• THE PROBLEM
Give as output the line that contains "Output the text content of this document.", followed by every remaining line of the entries, unchanged and with nothing added.

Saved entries
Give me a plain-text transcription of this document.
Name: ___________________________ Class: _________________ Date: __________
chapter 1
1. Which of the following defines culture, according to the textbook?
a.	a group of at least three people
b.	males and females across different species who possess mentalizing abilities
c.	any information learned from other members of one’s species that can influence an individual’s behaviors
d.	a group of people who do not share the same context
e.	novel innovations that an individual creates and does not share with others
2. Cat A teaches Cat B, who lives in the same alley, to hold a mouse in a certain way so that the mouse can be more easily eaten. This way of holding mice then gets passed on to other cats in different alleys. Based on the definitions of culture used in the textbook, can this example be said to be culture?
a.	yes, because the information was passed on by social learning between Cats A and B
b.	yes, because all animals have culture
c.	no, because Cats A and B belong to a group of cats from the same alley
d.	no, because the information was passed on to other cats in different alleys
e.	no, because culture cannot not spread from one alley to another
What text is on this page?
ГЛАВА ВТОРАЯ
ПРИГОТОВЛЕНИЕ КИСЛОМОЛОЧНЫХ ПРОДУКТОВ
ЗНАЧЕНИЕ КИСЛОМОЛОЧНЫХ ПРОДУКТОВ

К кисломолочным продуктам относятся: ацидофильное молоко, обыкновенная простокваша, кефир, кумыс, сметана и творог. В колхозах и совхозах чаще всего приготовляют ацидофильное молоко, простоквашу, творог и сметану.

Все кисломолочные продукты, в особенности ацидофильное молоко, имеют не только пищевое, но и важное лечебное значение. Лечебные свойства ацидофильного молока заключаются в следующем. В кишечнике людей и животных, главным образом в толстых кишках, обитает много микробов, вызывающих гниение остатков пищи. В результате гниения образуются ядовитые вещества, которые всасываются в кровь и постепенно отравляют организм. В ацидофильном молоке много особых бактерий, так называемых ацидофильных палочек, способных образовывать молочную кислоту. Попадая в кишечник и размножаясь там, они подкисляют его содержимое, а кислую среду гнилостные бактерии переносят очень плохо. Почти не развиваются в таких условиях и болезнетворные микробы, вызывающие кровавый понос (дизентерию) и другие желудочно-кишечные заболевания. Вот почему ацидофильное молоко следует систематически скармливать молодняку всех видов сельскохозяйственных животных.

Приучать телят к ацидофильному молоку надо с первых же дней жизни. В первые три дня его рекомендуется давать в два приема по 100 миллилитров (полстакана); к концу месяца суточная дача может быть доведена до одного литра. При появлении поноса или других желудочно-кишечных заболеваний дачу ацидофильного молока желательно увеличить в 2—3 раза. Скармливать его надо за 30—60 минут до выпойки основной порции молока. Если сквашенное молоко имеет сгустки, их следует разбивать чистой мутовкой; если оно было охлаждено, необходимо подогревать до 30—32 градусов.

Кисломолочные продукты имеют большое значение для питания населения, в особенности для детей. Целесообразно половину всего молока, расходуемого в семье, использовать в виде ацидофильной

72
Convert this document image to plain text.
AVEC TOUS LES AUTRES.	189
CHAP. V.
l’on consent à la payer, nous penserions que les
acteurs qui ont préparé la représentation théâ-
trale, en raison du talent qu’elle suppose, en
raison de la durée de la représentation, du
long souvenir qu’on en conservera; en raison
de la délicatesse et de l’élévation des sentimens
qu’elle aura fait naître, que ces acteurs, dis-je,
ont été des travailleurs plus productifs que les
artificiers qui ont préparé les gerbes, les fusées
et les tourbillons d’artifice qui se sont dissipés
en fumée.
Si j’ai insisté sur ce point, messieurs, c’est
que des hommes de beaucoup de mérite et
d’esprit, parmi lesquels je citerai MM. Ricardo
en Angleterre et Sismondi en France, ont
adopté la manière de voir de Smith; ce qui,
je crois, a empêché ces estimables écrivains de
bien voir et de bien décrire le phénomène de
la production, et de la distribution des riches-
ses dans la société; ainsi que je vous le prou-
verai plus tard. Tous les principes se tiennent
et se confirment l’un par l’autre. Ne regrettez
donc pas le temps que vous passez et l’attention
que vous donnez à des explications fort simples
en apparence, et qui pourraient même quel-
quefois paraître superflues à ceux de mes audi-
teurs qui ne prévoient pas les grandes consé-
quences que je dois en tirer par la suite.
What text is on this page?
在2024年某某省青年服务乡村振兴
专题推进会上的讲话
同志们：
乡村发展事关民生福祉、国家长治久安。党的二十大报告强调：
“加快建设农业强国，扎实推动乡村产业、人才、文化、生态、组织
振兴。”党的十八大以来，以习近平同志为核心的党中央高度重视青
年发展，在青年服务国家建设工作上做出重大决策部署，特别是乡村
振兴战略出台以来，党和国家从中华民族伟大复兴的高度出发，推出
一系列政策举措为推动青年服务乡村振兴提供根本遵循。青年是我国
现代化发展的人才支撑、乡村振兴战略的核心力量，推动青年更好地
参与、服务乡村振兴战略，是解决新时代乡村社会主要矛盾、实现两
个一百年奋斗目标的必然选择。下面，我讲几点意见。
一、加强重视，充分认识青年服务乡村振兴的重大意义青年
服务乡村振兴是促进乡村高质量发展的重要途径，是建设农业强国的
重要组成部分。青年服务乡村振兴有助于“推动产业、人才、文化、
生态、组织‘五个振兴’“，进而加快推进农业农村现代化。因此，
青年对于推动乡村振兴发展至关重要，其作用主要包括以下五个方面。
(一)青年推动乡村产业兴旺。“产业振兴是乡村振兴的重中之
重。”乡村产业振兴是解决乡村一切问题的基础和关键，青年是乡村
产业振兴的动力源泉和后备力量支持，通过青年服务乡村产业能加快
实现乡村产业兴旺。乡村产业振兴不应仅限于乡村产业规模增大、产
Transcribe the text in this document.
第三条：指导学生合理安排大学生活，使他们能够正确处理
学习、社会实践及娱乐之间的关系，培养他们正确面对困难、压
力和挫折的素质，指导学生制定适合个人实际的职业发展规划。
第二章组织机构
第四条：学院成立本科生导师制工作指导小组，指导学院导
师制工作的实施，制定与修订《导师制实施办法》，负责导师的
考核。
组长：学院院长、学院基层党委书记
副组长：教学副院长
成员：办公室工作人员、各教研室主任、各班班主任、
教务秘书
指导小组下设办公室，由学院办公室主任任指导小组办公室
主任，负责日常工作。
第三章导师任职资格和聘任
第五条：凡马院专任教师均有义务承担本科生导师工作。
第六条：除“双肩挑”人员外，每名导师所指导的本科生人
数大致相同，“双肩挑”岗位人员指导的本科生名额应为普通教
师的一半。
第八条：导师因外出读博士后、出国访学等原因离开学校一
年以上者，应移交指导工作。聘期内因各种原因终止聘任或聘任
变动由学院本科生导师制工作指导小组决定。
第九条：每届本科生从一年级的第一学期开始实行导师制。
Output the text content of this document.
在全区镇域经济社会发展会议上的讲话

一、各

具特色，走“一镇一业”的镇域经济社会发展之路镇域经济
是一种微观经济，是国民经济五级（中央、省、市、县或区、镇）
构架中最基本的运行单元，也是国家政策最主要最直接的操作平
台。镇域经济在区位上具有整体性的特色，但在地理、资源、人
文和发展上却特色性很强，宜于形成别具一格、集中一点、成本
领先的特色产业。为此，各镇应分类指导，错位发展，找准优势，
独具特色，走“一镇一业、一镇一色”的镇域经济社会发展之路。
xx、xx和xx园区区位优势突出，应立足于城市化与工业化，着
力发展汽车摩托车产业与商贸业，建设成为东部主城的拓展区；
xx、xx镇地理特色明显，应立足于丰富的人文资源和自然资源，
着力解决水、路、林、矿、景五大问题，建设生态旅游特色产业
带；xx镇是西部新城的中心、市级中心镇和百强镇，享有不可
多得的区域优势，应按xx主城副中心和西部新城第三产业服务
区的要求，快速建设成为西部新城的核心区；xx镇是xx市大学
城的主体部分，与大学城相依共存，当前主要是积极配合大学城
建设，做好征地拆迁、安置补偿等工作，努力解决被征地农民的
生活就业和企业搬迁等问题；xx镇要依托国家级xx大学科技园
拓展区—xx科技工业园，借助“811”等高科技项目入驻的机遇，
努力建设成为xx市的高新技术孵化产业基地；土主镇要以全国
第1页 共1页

• RESULT OF THE TASK
Output the text content of this document.
在全区镇域经济社会发展会议上的讲话

一、各

具特色，走“一镇一业”的镇域经济社会发展之路镇域经济
是一种微观经济，是国民经济五级（中央、省、市、县或区、镇）
构架中最基本的运行单元，也是国家政策最主要最直接的操作平
台。镇域经济在区位上具有整体性的特色，但在地理、资源、人
文和发展上却特色性很强，宜于形成别具一格、集中一点、成本
领先的特色产业。为此，各镇应分类指导，错位发展，找准优势，
独具特色，走“一镇一业、一镇一色”的镇域经济社会发展之路。
xx、xx和xx园区区位优势突出，应立足于城市化与工业化，着
力发展汽车摩托车产业与商贸业，建设成为东部主城的拓展区；
xx、xx镇地理特色明显，应立足于丰富的人文资源和自然资源，
着力解决水、路、林、矿、景五大问题，建设生态旅游特色产业
带；xx镇是西部新城的中心、市级中心镇和百强镇，享有不可
多得的区域优势，应按xx主城副中心和西部新城第三产业服务
区的要求，快速建设成为西部新城的核心区；xx镇是xx市大学
城的主体部分，与大学城相依共存，当前主要是积极配合大学城
建设，做好征地拆迁、安置补偿等工作，努力解决被征地农民的
生活就业和企业搬迁等问题；xx镇要依托国家级xx大学科技园
拓展区—xx科技工业园，借助“811”等高科技项目入驻的机遇，
努力建设成为xx市的高新技术孵化产业基地；土主镇要以全国
第1页 共1页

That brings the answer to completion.